__Exercise details__.
Below is a block of records: output all of them exactly and leave out the pictures.

* Begin Task input *

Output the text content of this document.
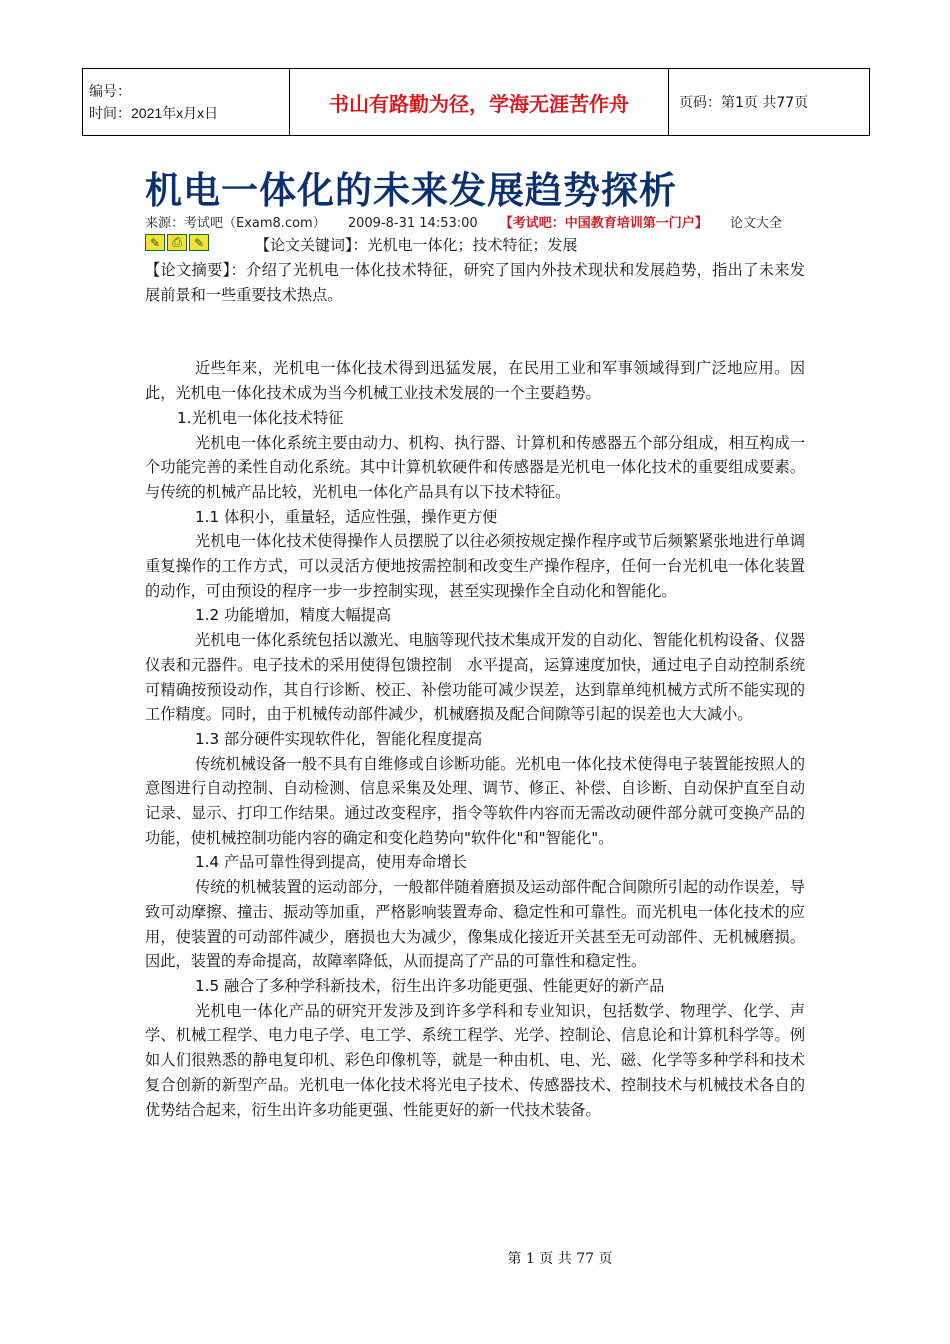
编号：
时间：2021年x月x日	书山有路勤为径，学海无涯苦作舟	页码：第1页 共77页
机电一体化的未来发展趋势探析
来源：考试吧（Exam8.com） 2009-8-31 14:53:00 【考试吧：中国教育培训第一门户】 论文大全
✎	⎙	✎	【论文关键词】：光机电一体化；技术特征；发展

【论文摘要】：介绍了光机电一体化技术特征，研究了国内外技术现状和发展趋势，指出了未来发展前景和一些重要技术热点。

近些年来，光机电一体化技术得到迅猛发展，在民用工业和军事领域得到广泛地应用。因此，光机电一体化技术成为当今机械工业技术发展的一个主要趋势。

1.光机电一体化技术特征

光机电一体化系统主要由动力、机构、执行器、计算机和传感器五个部分组成，相互构成一个功能完善的柔性自动化系统。其中计算机软硬件和传感器是光机电一体化技术的重要组成要素。与传统的机械产品比较，光机电一体化产品具有以下技术特征。

1.1 体积小，重量轻，适应性强，操作更方便

光机电一体化技术使得操作人员摆脱了以往必须按规定操作程序或节后频繁紧张地进行单调重复操作的工作方式，可以灵活方便地按需控制和改变生产操作程序，任何一台光机电一体化装置的动作，可由预设的程序一步一步控制实现，甚至实现操作全自动化和智能化。

1.2 功能增加，精度大幅提高

光机电一体化系统包括以激光、电脑等现代技术集成开发的自动化、智能化机构设备、仪器仪表和元器件。电子技术的采用使得包馈控制　水平提高，运算速度加快，通过电子自动控制系统可精确按预设动作，其自行诊断、校正、补偿功能可减少误差，达到靠单纯机械方式所不能实现的工作精度。同时，由于机械传动部件减少，机械磨损及配合间隙等引起的误差也大大减小。

1.3 部分硬件实现软件化，智能化程度提高

传统机械设备一般不具有自维修或自诊断功能。光机电一体化技术使得电子装置能按照人的意图进行自动控制、自动检测、信息采集及处理、调节、修正、补偿、自诊断、自动保护直至自动记录、显示、打印工作结果。通过改变程序，指令等软件内容而无需改动硬件部分就可变换产品的功能，使机械控制功能内容的确定和变化趋势向"软件化"和"智能化"。

1.4 产品可靠性得到提高，使用寿命增长

传统的机械装置的运动部分，一般都伴随着磨损及运动部件配合间隙所引起的动作误差，导致可动摩擦、撞击、振动等加重，严格影响装置寿命、稳定性和可靠性。而光机电一体化技术的应用，使装置的可动部件减少，磨损也大为减少，像集成化接近开关甚至无可动部件、无机械磨损。因此，装置的寿命提高，故障率降低，从而提高了产品的可靠性和稳定性。

1.5 融合了多种学科新技术，衍生出许多功能更强、性能更好的新产品

光机电一体化产品的研究开发涉及到许多学科和专业知识，包括数学、物理学、化学、声学、机械工程学、电力电子学、电工学、系统工程学、光学、控制论、信息论和计算机科学等。例如人们很熟悉的静电复印机、彩色印像机等，就是一种由机、电、光、磁、化学等多种学科和技术复合创新的新型产品。光机电一体化技术将光电子技术、传感器技术、控制技术与机械技术各自的优势结合起来，衍生出许多功能更强、性能更好的新一代技术装备。

第 1 页 共 77 页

* End Task input *

__Exercise result__.
Output the text content of this document.
编号：
时间：2021年x月x日	书山有路勤为径，学海无涯苦作舟	页码：第1页 共77页
机电一体化的未来发展趋势探析
来源：考试吧（Exam8.com） 2009-8-31 14:53:00 【考试吧：中国教育培训第一门户】 论文大全
✎	⎙	✎	【论文关键词】：光机电一体化；技术特征；发展

【论文摘要】：介绍了光机电一体化技术特征，研究了国内外技术现状和发展趋势，指出了未来发展前景和一些重要技术热点。

近些年来，光机电一体化技术得到迅猛发展，在民用工业和军事领域得到广泛地应用。因此，光机电一体化技术成为当今机械工业技术发展的一个主要趋势。

1.光机电一体化技术特征

光机电一体化系统主要由动力、机构、执行器、计算机和传感器五个部分组成，相互构成一个功能完善的柔性自动化系统。其中计算机软硬件和传感器是光机电一体化技术的重要组成要素。与传统的机械产品比较，光机电一体化产品具有以下技术特征。

1.1 体积小，重量轻，适应性强，操作更方便

光机电一体化技术使得操作人员摆脱了以往必须按规定操作程序或节后频繁紧张地进行单调重复操作的工作方式，可以灵活方便地按需控制和改变生产操作程序，任何一台光机电一体化装置的动作，可由预设的程序一步一步控制实现，甚至实现操作全自动化和智能化。

1.2 功能增加，精度大幅提高

光机电一体化系统包括以激光、电脑等现代技术集成开发的自动化、智能化机构设备、仪器仪表和元器件。电子技术的采用使得包馈控制　水平提高，运算速度加快，通过电子自动控制系统可精确按预设动作，其自行诊断、校正、补偿功能可减少误差，达到靠单纯机械方式所不能实现的工作精度。同时，由于机械传动部件减少，机械磨损及配合间隙等引起的误差也大大减小。

1.3 部分硬件实现软件化，智能化程度提高

传统机械设备一般不具有自维修或自诊断功能。光机电一体化技术使得电子装置能按照人的意图进行自动控制、自动检测、信息采集及处理、调节、修正、补偿、自诊断、自动保护直至自动记录、显示、打印工作结果。通过改变程序，指令等软件内容而无需改动硬件部分就可变换产品的功能，使机械控制功能内容的确定和变化趋势向"软件化"和"智能化"。

1.4 产品可靠性得到提高，使用寿命增长

传统的机械装置的运动部分，一般都伴随着磨损及运动部件配合间隙所引起的动作误差，导致可动摩擦、撞击、振动等加重，严格影响装置寿命、稳定性和可靠性。而光机电一体化技术的应用，使装置的可动部件减少，磨损也大为减少，像集成化接近开关甚至无可动部件、无机械磨损。因此，装置的寿命提高，故障率降低，从而提高了产品的可靠性和稳定性。

1.5 融合了多种学科新技术，衍生出许多功能更强、性能更好的新产品

光机电一体化产品的研究开发涉及到许多学科和专业知识，包括数学、物理学、化学、声学、机械工程学、电力电子学、电工学、系统工程学、光学、控制论、信息论和计算机科学等。例如人们很熟悉的静电复印机、彩色印像机等，就是一种由机、电、光、磁、化学等多种学科和技术复合创新的新型产品。光机电一体化技术将光电子技术、传感器技术、控制技术与机械技术各自的优势结合起来，衍生出许多功能更强、性能更好的新一代技术装备。

第 1 页 共 77 页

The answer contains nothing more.